[MATERIAL SHOWN]:
# # #
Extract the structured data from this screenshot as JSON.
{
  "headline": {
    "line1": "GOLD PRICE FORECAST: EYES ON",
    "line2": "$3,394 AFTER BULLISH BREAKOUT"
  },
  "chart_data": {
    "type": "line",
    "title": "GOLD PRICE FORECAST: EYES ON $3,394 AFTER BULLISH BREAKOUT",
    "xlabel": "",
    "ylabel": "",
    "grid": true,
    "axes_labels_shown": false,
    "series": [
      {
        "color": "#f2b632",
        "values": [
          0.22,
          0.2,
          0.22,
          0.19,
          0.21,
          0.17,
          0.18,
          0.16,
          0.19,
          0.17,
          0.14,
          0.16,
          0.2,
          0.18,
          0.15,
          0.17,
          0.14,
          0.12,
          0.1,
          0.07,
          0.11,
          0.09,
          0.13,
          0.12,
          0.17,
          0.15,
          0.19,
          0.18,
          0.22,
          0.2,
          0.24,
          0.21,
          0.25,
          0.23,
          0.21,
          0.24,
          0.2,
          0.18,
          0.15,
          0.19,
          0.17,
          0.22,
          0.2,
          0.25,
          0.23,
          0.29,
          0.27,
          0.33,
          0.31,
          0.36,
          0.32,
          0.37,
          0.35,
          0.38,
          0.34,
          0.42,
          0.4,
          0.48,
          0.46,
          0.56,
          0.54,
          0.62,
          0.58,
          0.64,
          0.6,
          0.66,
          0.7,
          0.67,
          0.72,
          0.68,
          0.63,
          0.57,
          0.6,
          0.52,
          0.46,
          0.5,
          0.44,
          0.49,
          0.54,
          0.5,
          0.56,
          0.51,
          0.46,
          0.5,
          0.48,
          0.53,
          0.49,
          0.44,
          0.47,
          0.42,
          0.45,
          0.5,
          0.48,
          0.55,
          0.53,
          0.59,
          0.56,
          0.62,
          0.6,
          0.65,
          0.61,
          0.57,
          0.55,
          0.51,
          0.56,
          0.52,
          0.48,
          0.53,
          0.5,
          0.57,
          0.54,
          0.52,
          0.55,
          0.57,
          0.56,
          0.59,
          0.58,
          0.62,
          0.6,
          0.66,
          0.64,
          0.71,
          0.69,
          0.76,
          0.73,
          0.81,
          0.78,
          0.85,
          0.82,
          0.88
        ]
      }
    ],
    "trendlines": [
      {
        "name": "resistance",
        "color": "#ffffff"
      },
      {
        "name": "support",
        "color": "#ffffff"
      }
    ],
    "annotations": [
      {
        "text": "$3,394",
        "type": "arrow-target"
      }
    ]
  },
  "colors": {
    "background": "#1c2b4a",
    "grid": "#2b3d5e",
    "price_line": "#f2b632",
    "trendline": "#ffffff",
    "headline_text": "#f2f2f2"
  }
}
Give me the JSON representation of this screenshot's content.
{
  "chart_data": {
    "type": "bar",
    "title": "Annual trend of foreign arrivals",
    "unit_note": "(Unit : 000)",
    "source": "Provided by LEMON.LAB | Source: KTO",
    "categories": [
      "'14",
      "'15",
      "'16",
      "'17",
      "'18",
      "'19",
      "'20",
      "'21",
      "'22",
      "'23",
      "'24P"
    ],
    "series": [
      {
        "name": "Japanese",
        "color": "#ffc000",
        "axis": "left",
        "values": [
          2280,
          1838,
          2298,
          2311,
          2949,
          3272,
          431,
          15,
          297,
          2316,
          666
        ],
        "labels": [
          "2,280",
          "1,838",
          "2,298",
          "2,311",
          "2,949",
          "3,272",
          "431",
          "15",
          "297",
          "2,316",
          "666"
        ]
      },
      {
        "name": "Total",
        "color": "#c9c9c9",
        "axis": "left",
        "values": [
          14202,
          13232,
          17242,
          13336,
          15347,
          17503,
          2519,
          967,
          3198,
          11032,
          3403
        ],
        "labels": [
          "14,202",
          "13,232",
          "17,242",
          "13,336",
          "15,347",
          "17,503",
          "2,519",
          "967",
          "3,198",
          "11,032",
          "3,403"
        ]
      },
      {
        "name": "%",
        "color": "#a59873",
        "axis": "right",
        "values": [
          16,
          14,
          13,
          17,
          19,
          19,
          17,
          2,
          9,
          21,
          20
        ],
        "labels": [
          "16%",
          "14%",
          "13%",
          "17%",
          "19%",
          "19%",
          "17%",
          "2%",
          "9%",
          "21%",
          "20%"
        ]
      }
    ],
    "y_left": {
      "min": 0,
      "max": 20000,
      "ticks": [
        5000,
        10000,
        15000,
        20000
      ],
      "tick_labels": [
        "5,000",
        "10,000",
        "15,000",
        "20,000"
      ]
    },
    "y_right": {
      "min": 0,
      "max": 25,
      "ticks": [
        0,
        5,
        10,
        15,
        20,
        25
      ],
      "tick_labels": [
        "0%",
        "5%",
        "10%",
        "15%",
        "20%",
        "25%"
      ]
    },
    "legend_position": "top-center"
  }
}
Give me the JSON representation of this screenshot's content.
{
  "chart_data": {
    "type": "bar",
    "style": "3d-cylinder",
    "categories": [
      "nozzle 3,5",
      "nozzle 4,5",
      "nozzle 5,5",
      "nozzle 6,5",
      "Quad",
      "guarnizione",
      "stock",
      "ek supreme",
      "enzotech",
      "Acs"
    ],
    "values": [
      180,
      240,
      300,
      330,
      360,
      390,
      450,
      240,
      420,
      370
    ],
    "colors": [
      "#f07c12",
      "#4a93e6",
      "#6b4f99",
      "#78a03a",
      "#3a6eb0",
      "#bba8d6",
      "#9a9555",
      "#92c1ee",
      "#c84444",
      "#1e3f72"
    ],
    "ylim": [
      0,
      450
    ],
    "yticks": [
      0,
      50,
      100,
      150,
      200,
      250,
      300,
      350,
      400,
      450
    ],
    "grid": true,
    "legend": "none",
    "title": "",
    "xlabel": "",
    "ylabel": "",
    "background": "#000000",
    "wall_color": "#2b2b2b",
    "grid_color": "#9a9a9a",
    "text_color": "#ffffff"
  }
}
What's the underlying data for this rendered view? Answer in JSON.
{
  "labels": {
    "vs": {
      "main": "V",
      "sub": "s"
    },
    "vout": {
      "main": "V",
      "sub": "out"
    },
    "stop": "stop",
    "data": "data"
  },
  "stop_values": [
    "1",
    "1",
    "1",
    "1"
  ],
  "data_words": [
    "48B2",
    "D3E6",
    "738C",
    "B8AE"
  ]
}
# # #
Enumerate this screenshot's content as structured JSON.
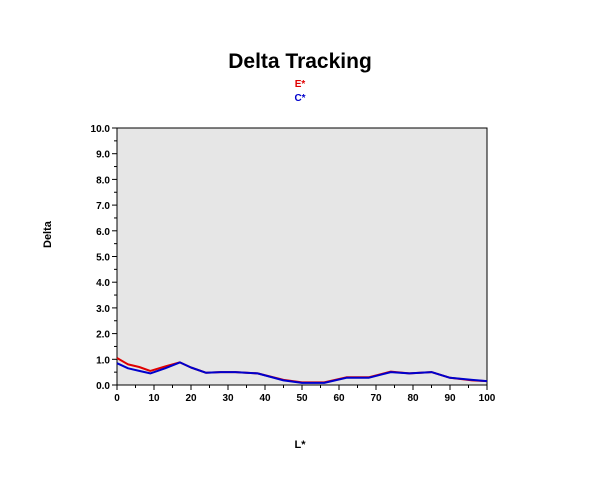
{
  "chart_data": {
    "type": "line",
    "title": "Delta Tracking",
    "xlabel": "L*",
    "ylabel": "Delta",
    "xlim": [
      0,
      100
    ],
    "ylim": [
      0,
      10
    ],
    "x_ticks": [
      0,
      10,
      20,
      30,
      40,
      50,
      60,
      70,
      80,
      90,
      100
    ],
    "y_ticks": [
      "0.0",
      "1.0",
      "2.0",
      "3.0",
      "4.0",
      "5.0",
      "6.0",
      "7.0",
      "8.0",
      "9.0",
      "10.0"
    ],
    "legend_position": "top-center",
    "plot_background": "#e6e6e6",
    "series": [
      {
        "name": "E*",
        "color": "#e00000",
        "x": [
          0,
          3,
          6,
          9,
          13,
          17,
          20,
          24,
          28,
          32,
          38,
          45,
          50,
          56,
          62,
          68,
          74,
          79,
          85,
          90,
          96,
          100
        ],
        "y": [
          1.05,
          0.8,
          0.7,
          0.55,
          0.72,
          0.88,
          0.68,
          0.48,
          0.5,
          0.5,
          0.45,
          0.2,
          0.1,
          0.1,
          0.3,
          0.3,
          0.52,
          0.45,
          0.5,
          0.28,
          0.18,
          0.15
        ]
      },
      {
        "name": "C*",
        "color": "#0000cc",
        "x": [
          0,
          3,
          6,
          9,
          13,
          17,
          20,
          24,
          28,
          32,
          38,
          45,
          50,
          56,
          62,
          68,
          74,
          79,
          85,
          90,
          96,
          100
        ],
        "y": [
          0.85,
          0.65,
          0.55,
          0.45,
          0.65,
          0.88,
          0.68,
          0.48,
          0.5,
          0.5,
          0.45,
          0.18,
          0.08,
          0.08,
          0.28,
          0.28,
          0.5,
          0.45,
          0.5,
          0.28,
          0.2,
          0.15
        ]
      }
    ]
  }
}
# # #
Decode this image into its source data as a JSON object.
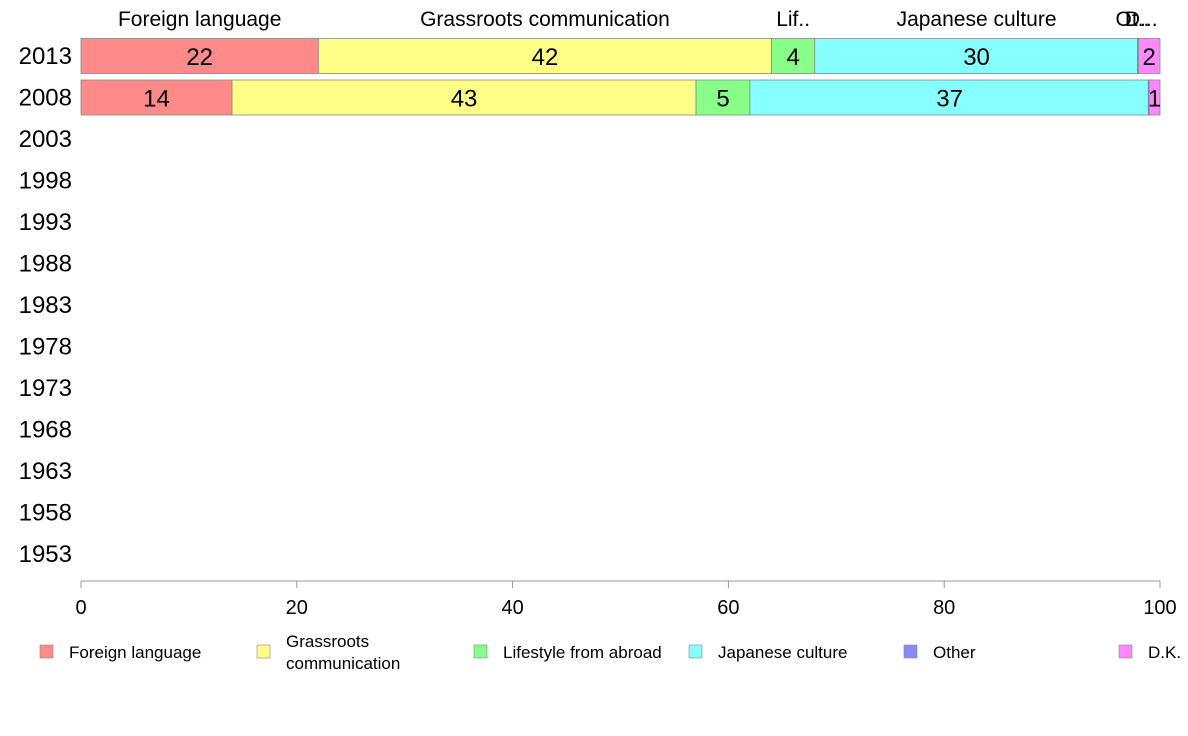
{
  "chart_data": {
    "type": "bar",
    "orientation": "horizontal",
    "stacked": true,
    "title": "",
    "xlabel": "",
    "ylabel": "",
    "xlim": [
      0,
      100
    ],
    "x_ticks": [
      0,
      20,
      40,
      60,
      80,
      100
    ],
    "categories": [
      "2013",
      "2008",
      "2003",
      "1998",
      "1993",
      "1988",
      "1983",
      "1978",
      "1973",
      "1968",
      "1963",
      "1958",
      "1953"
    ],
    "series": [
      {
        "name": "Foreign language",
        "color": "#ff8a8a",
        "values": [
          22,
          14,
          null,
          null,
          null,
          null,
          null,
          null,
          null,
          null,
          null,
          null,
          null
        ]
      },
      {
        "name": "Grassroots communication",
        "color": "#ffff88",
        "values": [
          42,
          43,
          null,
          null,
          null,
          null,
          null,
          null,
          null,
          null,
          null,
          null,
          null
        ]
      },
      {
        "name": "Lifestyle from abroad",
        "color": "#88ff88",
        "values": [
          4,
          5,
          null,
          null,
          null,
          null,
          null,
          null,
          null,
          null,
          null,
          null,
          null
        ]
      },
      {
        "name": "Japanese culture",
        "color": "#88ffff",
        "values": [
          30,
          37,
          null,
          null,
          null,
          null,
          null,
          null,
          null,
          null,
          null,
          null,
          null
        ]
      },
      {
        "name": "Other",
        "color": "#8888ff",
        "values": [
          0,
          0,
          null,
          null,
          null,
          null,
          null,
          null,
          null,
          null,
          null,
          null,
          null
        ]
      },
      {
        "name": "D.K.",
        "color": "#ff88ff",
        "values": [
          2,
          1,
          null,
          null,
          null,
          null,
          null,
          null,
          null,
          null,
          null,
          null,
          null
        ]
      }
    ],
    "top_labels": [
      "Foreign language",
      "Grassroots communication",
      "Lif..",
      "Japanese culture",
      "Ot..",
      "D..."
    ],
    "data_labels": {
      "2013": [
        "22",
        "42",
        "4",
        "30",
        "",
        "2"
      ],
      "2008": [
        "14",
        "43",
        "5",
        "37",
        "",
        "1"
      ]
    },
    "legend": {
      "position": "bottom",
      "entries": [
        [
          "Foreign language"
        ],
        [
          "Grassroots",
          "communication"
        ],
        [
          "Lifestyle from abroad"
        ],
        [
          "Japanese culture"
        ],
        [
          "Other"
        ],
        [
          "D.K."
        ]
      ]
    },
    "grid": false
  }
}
# # #
[WHAT TO DO]:
From the entries above, copy every line that holds the word "source".

[CORRECT RESPONSE]:
    "source": "Provided by LEMON.LAB | Source: KTO",
Decode this image into its source data as a JSON object.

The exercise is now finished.